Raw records
** Begin **

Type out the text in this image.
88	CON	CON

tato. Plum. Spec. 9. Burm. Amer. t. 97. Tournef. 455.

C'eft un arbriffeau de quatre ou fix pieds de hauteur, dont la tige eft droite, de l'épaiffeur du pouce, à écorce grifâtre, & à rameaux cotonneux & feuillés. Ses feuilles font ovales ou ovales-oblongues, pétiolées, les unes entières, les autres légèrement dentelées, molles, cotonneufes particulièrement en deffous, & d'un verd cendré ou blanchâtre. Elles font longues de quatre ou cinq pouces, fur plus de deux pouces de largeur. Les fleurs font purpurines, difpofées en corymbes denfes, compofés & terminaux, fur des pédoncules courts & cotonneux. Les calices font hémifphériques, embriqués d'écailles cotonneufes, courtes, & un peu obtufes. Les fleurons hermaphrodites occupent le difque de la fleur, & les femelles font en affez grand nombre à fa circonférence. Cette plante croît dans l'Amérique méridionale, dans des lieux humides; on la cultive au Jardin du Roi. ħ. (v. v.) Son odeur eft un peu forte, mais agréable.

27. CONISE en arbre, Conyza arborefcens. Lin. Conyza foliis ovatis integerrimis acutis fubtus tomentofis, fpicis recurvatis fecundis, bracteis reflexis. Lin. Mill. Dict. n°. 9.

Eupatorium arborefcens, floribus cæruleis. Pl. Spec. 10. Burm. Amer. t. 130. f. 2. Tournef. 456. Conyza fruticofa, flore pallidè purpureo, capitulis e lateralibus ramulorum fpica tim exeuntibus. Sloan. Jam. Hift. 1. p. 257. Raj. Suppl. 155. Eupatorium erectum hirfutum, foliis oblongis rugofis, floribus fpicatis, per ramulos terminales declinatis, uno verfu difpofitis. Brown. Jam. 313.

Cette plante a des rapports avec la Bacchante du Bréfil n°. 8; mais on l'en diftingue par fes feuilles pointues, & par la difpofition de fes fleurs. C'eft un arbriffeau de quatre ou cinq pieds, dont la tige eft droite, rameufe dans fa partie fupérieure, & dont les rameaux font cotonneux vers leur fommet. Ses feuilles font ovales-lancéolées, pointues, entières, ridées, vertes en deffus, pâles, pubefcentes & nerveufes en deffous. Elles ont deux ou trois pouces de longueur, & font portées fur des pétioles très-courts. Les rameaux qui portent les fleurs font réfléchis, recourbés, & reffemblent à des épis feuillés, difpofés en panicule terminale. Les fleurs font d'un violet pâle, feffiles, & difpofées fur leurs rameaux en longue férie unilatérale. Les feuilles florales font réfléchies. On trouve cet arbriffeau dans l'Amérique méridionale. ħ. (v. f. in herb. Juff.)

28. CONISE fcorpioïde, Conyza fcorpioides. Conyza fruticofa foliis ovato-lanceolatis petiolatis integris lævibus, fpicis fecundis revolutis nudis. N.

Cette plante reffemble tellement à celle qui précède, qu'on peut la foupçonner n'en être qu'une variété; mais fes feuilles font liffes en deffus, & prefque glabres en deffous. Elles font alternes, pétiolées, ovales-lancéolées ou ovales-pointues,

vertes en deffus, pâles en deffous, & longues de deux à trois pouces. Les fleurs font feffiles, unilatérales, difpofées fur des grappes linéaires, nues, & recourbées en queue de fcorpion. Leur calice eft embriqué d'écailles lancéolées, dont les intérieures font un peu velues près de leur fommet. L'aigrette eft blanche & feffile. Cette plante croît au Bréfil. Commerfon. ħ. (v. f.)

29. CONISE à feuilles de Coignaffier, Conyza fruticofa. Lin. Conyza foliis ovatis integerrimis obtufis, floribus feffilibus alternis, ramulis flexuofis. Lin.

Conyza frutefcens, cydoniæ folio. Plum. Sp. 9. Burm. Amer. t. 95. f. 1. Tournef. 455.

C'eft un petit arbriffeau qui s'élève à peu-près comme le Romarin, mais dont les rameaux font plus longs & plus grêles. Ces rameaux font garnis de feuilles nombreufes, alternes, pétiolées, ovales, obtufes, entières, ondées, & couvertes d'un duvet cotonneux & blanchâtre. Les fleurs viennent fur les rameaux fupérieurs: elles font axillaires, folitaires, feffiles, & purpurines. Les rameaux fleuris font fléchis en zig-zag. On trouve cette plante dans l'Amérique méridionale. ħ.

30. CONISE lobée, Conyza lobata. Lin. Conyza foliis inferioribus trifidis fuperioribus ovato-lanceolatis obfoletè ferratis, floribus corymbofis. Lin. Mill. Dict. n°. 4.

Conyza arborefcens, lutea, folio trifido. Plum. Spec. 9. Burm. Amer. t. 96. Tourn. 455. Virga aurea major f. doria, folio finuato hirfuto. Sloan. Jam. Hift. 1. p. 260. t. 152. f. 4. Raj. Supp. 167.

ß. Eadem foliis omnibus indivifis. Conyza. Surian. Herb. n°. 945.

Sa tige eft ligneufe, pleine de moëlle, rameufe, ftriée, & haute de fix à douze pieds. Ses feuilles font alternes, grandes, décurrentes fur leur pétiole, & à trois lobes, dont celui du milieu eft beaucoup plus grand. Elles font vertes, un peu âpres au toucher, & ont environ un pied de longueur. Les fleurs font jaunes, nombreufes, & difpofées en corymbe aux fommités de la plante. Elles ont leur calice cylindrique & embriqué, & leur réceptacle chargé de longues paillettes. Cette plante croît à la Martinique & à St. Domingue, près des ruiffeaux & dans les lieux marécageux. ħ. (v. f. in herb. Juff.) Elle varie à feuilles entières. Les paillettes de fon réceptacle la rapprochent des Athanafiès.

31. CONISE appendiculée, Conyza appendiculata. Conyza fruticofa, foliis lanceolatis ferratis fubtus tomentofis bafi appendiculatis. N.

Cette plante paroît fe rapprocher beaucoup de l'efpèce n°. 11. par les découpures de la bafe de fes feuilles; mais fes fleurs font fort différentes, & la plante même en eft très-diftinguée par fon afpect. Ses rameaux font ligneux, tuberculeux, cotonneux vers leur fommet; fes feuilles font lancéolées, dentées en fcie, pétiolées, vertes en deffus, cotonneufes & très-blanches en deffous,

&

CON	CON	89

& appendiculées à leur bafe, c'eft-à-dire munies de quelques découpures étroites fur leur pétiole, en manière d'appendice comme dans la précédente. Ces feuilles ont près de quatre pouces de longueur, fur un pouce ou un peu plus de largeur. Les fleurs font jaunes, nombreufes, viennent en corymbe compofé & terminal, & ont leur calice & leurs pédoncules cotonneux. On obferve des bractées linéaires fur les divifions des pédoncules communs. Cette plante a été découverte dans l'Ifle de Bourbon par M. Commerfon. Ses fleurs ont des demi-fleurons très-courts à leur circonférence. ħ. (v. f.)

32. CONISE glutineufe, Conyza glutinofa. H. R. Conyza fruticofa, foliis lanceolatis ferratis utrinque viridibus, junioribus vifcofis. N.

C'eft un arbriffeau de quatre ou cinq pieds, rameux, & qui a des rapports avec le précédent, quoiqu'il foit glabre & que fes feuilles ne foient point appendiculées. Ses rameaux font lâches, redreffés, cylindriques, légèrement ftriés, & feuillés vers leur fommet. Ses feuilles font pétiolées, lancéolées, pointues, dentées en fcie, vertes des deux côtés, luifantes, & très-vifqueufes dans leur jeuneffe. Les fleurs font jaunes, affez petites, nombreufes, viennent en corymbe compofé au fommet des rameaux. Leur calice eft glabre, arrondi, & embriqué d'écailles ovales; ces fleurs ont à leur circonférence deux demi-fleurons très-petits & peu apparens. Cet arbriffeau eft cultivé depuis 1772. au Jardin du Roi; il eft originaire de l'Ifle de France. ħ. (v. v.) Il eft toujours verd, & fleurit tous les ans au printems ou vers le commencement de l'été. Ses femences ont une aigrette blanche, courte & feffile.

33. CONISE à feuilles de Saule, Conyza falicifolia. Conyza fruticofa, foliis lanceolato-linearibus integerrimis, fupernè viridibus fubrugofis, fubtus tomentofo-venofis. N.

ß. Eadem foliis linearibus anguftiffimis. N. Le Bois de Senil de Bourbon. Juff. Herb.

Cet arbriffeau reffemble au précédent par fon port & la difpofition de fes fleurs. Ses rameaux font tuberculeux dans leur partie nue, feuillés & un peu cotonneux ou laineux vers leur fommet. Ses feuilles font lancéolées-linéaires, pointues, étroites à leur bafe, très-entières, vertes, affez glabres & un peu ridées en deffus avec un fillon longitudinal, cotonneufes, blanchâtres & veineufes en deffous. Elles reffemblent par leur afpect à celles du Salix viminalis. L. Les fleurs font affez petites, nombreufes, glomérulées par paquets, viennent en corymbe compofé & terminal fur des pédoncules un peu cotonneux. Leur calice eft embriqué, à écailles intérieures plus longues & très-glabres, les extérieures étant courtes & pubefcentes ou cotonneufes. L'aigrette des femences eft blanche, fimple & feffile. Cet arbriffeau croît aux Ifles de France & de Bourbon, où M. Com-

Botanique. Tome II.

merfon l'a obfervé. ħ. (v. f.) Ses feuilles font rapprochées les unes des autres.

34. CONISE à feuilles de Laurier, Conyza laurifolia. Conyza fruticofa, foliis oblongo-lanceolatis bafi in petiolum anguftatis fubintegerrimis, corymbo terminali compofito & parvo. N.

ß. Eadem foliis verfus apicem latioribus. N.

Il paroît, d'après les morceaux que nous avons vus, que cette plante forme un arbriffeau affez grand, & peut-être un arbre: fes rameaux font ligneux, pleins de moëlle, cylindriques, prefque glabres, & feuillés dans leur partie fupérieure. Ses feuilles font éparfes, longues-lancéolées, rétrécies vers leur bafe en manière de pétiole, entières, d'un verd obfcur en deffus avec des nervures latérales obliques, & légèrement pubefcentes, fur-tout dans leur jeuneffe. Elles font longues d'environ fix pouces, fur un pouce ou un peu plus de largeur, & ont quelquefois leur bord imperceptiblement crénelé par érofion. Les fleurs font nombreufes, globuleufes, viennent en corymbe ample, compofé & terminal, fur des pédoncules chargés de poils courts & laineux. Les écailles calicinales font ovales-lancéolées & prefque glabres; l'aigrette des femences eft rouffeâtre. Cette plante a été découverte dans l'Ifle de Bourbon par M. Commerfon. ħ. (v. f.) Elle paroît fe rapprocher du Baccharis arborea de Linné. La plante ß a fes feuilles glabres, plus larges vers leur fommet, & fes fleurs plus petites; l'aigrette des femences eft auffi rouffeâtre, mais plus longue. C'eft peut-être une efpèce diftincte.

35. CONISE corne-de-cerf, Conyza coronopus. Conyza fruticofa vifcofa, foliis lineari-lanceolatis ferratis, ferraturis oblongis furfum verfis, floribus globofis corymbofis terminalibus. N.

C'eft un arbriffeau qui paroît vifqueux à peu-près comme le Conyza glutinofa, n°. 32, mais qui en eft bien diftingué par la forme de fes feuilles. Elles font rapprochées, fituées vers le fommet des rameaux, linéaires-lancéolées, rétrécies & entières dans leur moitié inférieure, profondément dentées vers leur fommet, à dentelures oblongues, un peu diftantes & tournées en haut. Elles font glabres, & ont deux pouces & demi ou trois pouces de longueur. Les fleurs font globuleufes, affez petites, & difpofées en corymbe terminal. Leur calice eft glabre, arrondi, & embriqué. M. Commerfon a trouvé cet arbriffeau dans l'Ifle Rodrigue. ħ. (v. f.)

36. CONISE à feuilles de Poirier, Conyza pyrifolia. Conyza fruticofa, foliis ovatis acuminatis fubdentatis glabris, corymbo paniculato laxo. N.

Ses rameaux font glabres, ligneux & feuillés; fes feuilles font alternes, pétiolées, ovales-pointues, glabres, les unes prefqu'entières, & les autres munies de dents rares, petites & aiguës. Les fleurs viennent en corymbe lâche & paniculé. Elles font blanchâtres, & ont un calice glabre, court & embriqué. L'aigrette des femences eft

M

** End **

Task
Report the number of lines in the entries above that include the string "Sloan". Give nothing but the number.

Response to this exercise
2